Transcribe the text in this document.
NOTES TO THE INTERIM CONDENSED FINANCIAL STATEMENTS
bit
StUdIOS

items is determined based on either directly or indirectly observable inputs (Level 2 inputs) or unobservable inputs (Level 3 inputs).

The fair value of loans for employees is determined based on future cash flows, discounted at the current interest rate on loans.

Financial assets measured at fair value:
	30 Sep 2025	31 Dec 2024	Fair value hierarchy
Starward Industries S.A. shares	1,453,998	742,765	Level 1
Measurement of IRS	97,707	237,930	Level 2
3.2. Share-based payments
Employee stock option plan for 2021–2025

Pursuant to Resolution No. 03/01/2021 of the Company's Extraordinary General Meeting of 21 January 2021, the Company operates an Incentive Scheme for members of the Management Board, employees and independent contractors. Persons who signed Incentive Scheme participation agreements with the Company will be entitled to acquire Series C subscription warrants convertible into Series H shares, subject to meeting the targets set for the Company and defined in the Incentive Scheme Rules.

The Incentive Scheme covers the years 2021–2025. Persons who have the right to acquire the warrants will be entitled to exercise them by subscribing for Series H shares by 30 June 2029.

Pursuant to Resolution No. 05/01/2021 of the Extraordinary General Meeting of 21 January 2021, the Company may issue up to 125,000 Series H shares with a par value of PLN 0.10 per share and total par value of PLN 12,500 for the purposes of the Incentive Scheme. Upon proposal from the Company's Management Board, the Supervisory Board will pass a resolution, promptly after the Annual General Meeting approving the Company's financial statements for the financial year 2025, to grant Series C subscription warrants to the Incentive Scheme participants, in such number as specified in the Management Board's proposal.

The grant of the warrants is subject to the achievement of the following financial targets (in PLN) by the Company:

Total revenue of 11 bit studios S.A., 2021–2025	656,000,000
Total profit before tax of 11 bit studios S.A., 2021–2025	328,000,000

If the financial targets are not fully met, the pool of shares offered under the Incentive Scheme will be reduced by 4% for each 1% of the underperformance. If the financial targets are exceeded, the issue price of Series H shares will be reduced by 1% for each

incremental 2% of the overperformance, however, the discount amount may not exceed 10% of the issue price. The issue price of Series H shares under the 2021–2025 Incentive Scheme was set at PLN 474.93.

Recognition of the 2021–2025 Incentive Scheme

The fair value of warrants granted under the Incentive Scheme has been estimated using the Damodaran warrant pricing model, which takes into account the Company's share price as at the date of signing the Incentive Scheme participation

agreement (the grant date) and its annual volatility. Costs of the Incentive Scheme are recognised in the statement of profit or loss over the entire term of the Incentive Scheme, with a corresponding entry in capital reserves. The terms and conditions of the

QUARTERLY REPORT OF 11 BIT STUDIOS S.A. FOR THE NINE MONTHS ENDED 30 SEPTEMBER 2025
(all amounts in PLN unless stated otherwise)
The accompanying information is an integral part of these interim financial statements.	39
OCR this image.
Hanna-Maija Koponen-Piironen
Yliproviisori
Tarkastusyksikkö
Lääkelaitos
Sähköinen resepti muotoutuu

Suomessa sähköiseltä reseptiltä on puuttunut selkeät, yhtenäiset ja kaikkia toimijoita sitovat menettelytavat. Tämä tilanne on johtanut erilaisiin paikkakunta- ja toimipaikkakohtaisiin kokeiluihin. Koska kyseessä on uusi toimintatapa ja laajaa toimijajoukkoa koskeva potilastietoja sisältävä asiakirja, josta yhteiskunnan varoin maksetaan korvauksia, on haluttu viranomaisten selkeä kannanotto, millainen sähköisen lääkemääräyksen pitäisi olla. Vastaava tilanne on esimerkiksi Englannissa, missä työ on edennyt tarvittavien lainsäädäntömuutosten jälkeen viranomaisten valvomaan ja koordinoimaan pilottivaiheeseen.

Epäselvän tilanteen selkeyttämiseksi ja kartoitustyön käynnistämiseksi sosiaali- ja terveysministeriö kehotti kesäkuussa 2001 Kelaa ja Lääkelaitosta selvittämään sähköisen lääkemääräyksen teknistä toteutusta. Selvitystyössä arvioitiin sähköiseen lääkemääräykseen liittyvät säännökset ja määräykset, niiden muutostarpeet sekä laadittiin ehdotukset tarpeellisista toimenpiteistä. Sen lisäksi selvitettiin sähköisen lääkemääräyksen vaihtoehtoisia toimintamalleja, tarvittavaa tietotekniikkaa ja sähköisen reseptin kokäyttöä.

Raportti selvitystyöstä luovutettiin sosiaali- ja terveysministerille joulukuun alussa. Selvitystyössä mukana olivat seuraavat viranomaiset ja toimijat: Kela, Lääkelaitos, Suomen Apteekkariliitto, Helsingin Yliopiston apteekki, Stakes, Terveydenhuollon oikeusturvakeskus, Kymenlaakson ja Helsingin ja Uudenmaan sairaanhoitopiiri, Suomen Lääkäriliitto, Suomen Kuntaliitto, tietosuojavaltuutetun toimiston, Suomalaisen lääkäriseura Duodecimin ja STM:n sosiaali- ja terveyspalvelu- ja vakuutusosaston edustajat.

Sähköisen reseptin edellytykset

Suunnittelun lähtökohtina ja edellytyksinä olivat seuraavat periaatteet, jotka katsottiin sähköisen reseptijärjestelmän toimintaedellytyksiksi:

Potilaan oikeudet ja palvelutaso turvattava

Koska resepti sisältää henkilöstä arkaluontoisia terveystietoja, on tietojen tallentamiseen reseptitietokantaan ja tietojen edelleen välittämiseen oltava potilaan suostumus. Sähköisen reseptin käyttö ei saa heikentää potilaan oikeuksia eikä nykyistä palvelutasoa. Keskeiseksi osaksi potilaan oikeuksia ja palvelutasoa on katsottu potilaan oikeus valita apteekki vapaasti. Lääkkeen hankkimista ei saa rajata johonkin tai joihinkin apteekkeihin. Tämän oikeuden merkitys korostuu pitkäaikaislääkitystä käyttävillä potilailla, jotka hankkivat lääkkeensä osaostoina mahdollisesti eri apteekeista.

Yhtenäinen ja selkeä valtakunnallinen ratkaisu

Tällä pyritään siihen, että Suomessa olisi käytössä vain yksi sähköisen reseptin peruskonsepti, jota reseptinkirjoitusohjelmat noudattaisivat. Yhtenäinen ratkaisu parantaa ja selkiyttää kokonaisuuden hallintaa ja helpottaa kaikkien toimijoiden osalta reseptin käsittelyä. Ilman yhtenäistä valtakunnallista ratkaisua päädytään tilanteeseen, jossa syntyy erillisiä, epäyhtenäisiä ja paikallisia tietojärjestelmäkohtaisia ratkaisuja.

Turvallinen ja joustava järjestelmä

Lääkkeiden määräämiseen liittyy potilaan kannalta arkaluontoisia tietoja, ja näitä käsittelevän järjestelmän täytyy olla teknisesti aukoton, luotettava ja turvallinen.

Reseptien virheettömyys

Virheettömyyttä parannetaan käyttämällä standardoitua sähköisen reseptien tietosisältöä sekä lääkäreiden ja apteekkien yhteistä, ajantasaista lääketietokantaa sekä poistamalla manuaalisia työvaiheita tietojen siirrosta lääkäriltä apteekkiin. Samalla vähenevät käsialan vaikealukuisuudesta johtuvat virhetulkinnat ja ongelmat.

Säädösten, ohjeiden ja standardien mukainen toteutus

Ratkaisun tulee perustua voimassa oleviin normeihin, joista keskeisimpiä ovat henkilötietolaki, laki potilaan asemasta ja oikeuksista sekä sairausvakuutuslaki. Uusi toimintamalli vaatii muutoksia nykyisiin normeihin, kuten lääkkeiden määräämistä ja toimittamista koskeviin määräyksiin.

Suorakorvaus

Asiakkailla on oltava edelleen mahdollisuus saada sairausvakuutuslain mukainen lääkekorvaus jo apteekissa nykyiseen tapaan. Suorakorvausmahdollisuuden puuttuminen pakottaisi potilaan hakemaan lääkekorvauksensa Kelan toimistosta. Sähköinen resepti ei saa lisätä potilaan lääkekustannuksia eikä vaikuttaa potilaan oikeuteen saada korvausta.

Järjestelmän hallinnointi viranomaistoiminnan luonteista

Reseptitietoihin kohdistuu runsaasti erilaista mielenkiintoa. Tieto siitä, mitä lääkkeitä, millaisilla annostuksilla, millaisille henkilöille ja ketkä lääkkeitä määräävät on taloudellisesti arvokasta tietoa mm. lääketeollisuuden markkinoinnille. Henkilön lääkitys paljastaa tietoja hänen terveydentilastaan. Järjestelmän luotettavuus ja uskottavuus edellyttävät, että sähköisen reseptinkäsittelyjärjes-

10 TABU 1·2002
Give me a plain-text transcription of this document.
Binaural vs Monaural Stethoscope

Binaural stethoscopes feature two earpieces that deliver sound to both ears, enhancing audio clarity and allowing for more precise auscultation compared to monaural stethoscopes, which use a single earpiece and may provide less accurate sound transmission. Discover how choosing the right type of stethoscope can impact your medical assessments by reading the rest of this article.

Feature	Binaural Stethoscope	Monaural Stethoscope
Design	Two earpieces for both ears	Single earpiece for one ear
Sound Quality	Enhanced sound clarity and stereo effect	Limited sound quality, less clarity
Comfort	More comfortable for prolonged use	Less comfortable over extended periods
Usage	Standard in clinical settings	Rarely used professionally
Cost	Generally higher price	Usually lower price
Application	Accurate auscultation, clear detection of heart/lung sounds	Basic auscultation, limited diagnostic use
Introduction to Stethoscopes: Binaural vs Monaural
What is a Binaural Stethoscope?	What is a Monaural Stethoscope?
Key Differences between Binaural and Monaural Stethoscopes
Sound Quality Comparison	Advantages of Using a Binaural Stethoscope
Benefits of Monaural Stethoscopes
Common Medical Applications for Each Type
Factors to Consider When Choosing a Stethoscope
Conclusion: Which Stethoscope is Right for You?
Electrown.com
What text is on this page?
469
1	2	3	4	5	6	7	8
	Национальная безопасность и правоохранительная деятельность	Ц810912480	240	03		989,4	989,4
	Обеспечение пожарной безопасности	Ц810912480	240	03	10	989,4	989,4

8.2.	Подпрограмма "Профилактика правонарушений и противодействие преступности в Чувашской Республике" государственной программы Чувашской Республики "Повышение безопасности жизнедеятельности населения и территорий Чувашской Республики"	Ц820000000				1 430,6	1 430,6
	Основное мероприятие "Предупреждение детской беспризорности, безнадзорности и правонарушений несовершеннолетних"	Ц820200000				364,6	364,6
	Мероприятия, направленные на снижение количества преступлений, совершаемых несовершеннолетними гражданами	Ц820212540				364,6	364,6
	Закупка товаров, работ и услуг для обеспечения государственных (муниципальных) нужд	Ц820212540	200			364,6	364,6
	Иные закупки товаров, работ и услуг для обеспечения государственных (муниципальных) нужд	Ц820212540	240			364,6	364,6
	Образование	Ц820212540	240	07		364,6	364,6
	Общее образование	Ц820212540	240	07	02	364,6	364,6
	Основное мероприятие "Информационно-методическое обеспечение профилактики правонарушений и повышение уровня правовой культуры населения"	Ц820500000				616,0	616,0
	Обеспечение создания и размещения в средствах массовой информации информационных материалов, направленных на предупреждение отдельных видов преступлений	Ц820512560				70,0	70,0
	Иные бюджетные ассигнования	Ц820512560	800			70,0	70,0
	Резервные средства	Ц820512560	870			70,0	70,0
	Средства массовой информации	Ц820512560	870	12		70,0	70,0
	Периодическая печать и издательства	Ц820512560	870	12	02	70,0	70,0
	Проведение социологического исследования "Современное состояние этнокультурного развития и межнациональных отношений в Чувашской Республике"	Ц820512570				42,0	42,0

#####

Your answer should be a single number: the count of lines in the listing that contain the word "What".

RESULT FOR THIS TASK
2